**TEXT EXCERPT:**

Overview of the OMNI 2 data set and the OMNIWeb interface

The OMNIWeb interface provides access to the multi-source OMNI 2 data set, to the individual data sets contributing to OMNI 2 and to detailed documentation about OMNI 2.

The OMNI 2 data set

The OMNI 2 data set was created at NSSDC in 2003 as a successor to the OMNI data set first created in the mid-1970's. The OMNI 2 data set contains hourly resolution solar wind magnetic field and plasma data from many spacecraft in geocentric orbit and in orbit about the L1 Lagrange point ~225 Re in front of the Earth. The data set also contains hourly fluxes of energetic protons, geomagnetic activity indices (AE, Dst, etc.) and sunspot numbers. The data set is periodically updated. Details about the contents and preparation of OMNI 2 are found in the two other options of the "About OMNI 2 data and OMNIWeb interface" section of the top OMNIWeb page.

The OMNIWeb interface

The OMNIWeb interface provides multi-modal access to the OMNI 2 data set, to data contributing to OMNI 2 as well as to other solar wind data not used in OMNI 2, and detailed documentation about OMNI 2 and its OMNI predecessor.

In the "Browse and Retrieve Data" section of the OMNIWeb interface, the basic data access functionality (1) allows users to generate intensity-time plots, screen listings or downloadable ASCII files of any subset of OMNI 2 parameters for any time span. The data may be basic hourly data or daily or 27-day averages thereof. In addition, (2) users may generate screen listings or ASCII files of any parameter subset limited to hours when values of any (same or other) subset of parameters fall within user-specified minima and maxima. (This is "filtering.") Another option (3) allows users to build scatter plots for any pair of OMNI 2 parameters for any time span, again using filtering by values of any parameter subset. In addition to the scatter plot, this option also computes a linear regression fit between the parameter pair plotted. A fourth option (4) lets users generate distributions of parameter values for any OMNI parameter for any time span, with filtering against any parameter subset. This option also computes means and standatd deviations for the data selected for the distribution. The final option (5) of the "Browse and Retrieve Data" section of the OMNIWeb interface yields a static (but periodically NSSDC-updated) daily-resolution IMF polarity plot covering the entire OMNI 2 time span.

**DATA LINES:**
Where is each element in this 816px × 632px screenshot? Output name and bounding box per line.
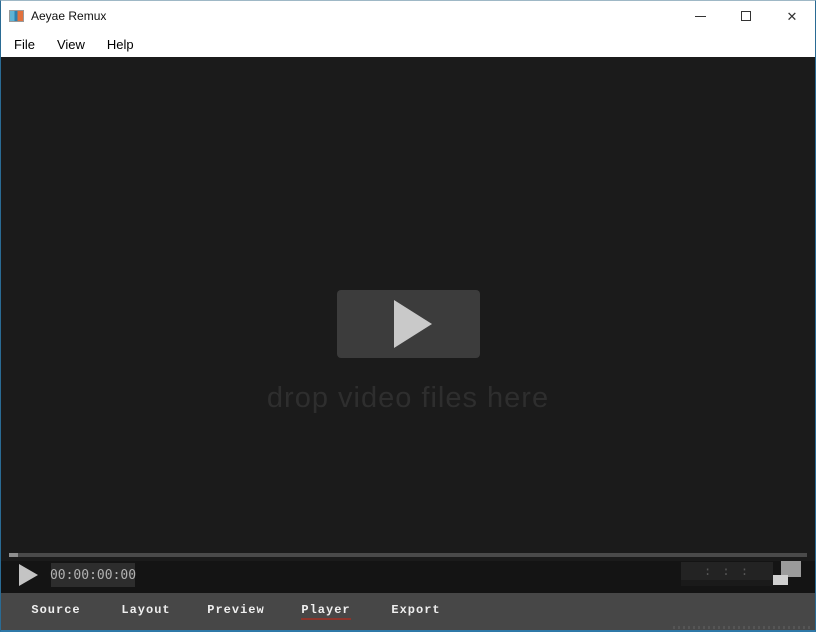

**EXERCISE:** Could you write out the passage of the OMNI 2 overview from "Overview of the" up to and including "about OMNI 2.", word for word?

**TASK RESULT:**
Overview of the OMNI 2 data set and the OMNIWeb interface

The OMNIWeb interface provides access to the multi-source OMNI 2 data set, to the individual data sets contributing to OMNI 2 and to detailed documentation about OMNI 2.